--- start Records shown ---

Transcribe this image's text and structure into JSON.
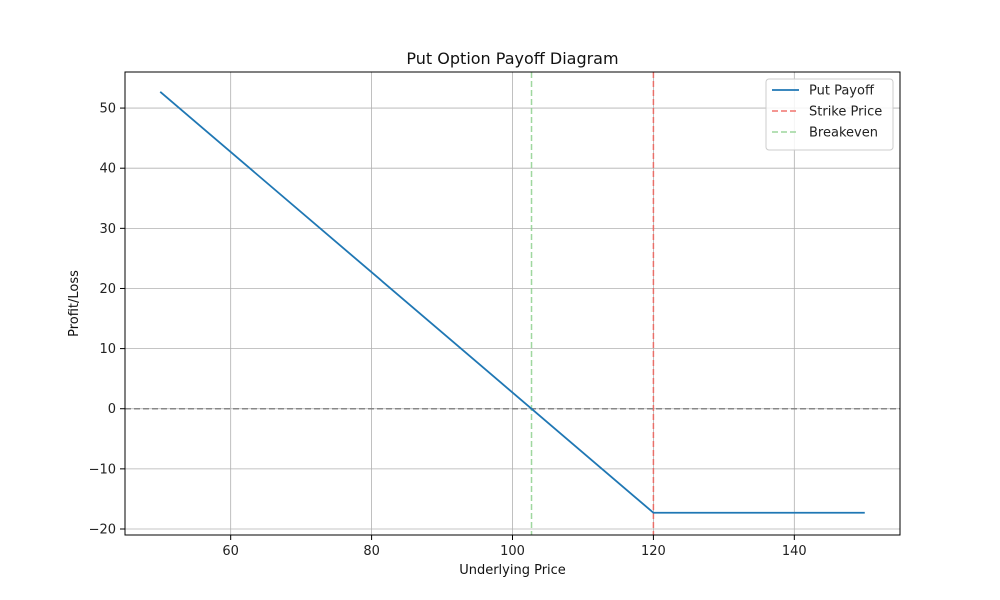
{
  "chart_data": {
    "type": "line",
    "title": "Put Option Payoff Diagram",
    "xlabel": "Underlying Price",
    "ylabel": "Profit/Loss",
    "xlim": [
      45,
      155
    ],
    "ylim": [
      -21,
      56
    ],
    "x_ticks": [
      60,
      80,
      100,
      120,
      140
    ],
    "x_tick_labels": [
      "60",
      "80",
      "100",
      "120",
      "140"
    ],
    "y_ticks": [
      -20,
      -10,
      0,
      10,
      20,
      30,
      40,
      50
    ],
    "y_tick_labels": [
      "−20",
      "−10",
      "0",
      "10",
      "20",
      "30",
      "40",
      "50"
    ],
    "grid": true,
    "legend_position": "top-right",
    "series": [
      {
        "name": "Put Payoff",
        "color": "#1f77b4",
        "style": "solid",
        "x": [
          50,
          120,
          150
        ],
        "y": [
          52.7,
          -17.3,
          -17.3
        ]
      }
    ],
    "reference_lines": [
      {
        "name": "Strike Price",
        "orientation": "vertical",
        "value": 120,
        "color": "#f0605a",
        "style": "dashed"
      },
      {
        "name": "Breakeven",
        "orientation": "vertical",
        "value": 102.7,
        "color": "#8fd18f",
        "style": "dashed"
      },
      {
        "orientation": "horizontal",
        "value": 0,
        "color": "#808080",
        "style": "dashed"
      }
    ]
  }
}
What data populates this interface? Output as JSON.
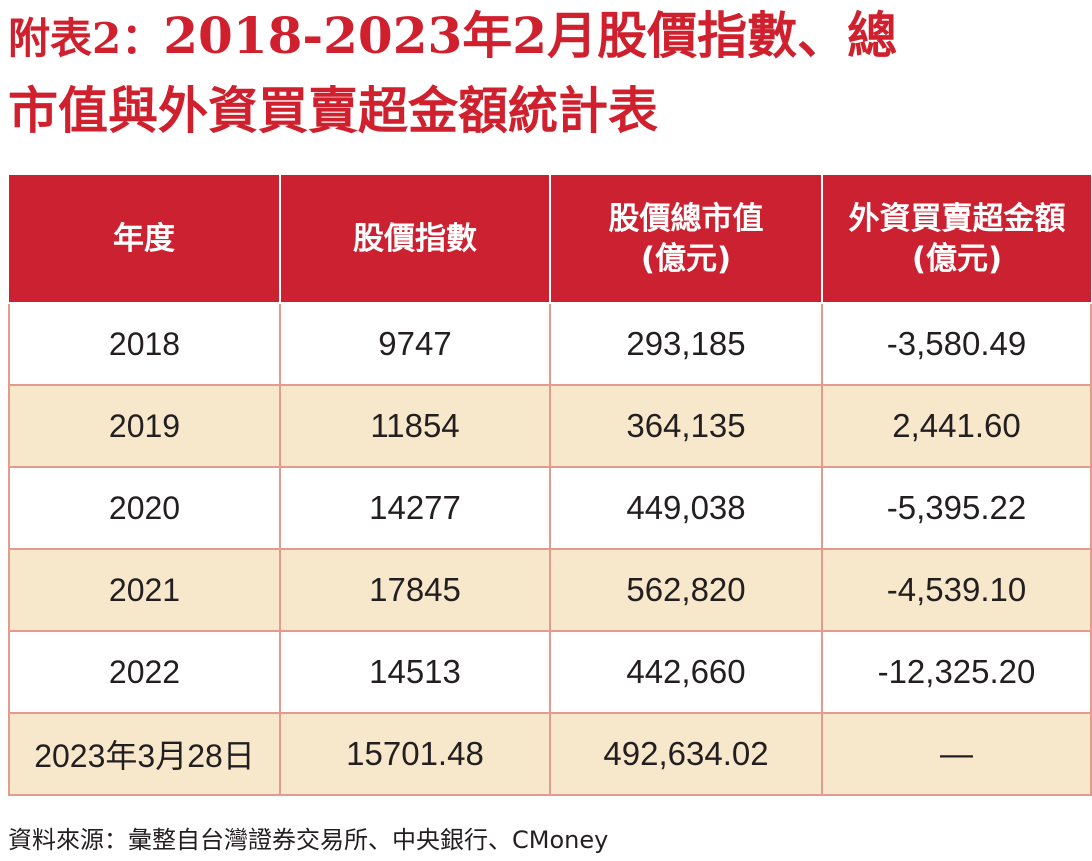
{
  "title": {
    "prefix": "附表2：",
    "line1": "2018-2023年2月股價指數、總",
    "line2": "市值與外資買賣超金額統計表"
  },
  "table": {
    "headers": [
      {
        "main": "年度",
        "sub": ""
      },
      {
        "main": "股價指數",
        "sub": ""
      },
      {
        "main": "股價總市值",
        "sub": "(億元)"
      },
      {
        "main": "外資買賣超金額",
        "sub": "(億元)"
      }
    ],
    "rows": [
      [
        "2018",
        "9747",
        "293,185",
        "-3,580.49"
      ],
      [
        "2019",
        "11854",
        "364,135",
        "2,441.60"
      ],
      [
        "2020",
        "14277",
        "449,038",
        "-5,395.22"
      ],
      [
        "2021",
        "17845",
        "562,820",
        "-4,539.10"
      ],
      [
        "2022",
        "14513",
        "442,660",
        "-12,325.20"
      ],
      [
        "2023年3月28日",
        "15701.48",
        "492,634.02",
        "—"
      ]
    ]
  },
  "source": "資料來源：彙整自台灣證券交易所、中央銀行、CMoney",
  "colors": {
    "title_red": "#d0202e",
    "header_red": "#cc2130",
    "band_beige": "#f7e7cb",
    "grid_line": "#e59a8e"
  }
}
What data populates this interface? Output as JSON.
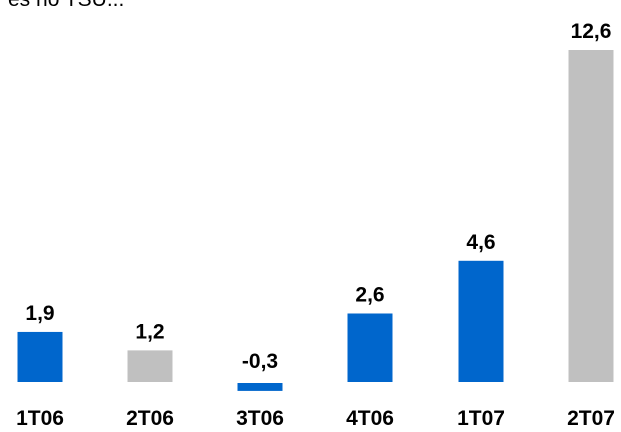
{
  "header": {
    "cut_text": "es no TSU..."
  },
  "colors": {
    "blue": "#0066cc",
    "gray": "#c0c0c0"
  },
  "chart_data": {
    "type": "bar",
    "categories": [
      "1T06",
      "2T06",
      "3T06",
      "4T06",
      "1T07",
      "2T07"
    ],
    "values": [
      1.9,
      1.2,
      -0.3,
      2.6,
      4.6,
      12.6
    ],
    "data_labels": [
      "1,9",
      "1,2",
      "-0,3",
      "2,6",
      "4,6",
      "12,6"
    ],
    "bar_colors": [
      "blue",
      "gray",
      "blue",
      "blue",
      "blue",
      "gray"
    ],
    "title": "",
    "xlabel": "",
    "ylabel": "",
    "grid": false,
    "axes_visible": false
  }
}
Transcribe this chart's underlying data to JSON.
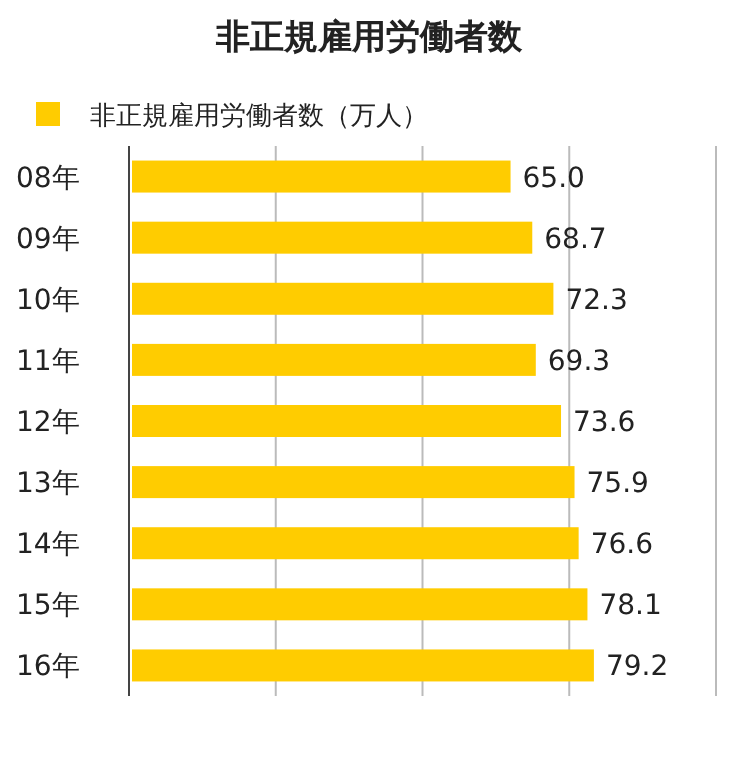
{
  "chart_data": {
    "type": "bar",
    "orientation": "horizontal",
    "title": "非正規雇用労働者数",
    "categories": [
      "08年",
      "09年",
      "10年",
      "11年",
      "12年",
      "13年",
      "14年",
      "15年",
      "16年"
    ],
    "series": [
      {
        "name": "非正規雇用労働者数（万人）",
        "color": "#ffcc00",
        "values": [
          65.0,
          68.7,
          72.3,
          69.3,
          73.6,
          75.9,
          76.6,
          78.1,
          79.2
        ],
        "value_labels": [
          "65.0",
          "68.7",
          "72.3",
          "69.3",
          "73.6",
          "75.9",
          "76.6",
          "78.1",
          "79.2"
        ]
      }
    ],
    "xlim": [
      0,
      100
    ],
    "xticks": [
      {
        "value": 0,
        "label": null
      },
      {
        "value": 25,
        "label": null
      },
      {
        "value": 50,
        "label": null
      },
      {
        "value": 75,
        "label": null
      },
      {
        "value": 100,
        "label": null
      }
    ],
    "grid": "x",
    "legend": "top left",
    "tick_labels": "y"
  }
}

--- end Records shown ---

▶ **Your objective**
Leave the pictures out and copy the rest of the data exactly.

▶ **Result below**
Transcribe this image's text and structure into JSON.
{
  "chart_data": {
    "type": "line",
    "title": "Put Option Payoff Diagram",
    "xlabel": "Underlying Price",
    "ylabel": "Profit/Loss",
    "xlim": [
      45,
      155
    ],
    "ylim": [
      -21,
      56
    ],
    "x_ticks": [
      60,
      80,
      100,
      120,
      140
    ],
    "x_tick_labels": [
      "60",
      "80",
      "100",
      "120",
      "140"
    ],
    "y_ticks": [
      -20,
      -10,
      0,
      10,
      20,
      30,
      40,
      50
    ],
    "y_tick_labels": [
      "−20",
      "−10",
      "0",
      "10",
      "20",
      "30",
      "40",
      "50"
    ],
    "grid": true,
    "legend_position": "top-right",
    "series": [
      {
        "name": "Put Payoff",
        "color": "#1f77b4",
        "style": "solid",
        "x": [
          50,
          120,
          150
        ],
        "y": [
          52.7,
          -17.3,
          -17.3
        ]
      }
    ],
    "reference_lines": [
      {
        "name": "Strike Price",
        "orientation": "vertical",
        "value": 120,
        "color": "#f0605a",
        "style": "dashed"
      },
      {
        "name": "Breakeven",
        "orientation": "vertical",
        "value": 102.7,
        "color": "#8fd18f",
        "style": "dashed"
      },
      {
        "orientation": "horizontal",
        "value": 0,
        "color": "#808080",
        "style": "dashed"
      }
    ]
  }
}
What data populates this interface? Output as JSON.
{
  "title": {
    "prefix": "附表2：",
    "line1": "2018-2023年2月股價指數、總",
    "line2": "市值與外資買賣超金額統計表"
  },
  "table": {
    "headers": [
      {
        "main": "年度",
        "sub": ""
      },
      {
        "main": "股價指數",
        "sub": ""
      },
      {
        "main": "股價總市值",
        "sub": "(億元)"
      },
      {
        "main": "外資買賣超金額",
        "sub": "(億元)"
      }
    ],
    "rows": [
      [
        "2018",
        "9747",
        "293,185",
        "-3,580.49"
      ],
      [
        "2019",
        "11854",
        "364,135",
        "2,441.60"
      ],
      [
        "2020",
        "14277",
        "449,038",
        "-5,395.22"
      ],
      [
        "2021",
        "17845",
        "562,820",
        "-4,539.10"
      ],
      [
        "2022",
        "14513",
        "442,660",
        "-12,325.20"
      ],
      [
        "2023年3月28日",
        "15701.48",
        "492,634.02",
        "—"
      ]
    ]
  },
  "source": "資料來源：彙整自台灣證券交易所、中央銀行、CMoney",
  "colors": {
    "title_red": "#d0202e",
    "header_red": "#cc2130",
    "band_beige": "#f7e7cb",
    "grid_line": "#e59a8e"
  }
}
What data populates this interface? Output as JSON.
{
  "header": {
    "cut_text": "es no TSU..."
  },
  "colors": {
    "blue": "#0066cc",
    "gray": "#c0c0c0"
  },
  "chart_data": {
    "type": "bar",
    "categories": [
      "1T06",
      "2T06",
      "3T06",
      "4T06",
      "1T07",
      "2T07"
    ],
    "values": [
      1.9,
      1.2,
      -0.3,
      2.6,
      4.6,
      12.6
    ],
    "data_labels": [
      "1,9",
      "1,2",
      "-0,3",
      "2,6",
      "4,6",
      "12,6"
    ],
    "bar_colors": [
      "blue",
      "gray",
      "blue",
      "blue",
      "blue",
      "gray"
    ],
    "title": "",
    "xlabel": "",
    "ylabel": "",
    "grid": false,
    "axes_visible": false
  }
}
Transcribe this chart's underlying data to JSON.
{
  "chart_data": {
    "type": "bar",
    "orientation": "horizontal",
    "title": "非正規雇用労働者数",
    "categories": [
      "08年",
      "09年",
      "10年",
      "11年",
      "12年",
      "13年",
      "14年",
      "15年",
      "16年"
    ],
    "series": [
      {
        "name": "非正規雇用労働者数（万人）",
        "color": "#ffcc00",
        "values": [
          65.0,
          68.7,
          72.3,
          69.3,
          73.6,
          75.9,
          76.6,
          78.1,
          79.2
        ],
        "value_labels": [
          "65.0",
          "68.7",
          "72.3",
          "69.3",
          "73.6",
          "75.9",
          "76.6",
          "78.1",
          "79.2"
        ]
      }
    ],
    "xlim": [
      0,
      100
    ],
    "xticks": [
      {
        "value": 0,
        "label": null
      },
      {
        "value": 25,
        "label": null
      },
      {
        "value": 50,
        "label": null
      },
      {
        "value": 75,
        "label": null
      },
      {
        "value": 100,
        "label": null
      }
    ],
    "grid": "x",
    "legend": "top left",
    "tick_labels": "y"
  }
}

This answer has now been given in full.